[Written problem]
Send back the records in full, character for character.

[Exercise material]
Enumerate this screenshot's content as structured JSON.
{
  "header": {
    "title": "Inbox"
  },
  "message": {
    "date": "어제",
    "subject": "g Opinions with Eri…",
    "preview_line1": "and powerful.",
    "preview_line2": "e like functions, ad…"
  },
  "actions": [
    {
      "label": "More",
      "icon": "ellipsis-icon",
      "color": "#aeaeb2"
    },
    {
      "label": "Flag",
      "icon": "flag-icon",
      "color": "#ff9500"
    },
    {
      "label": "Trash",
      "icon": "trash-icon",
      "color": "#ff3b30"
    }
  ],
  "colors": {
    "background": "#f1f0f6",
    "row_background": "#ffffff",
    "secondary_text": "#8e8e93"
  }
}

[Task response]
Enumerate this screenshot's content as structured JSON.
{
  "header": {
    "title": "Inbox"
  },
  "message": {
    "date": "어제",
    "subject": "g Opinions with Eri…",
    "preview_line1": "and powerful.",
    "preview_line2": "e like functions, ad…"
  },
  "actions": [
    {
      "label": "More",
      "icon": "ellipsis-icon",
      "color": "#aeaeb2"
    },
    {
      "label": "Flag",
      "icon": "flag-icon",
      "color": "#ff9500"
    },
    {
      "label": "Trash",
      "icon": "trash-icon",
      "color": "#ff3b30"
    }
  ],
  "colors": {
    "background": "#f1f0f6",
    "row_background": "#ffffff",
    "secondary_text": "#8e8e93"
  }
}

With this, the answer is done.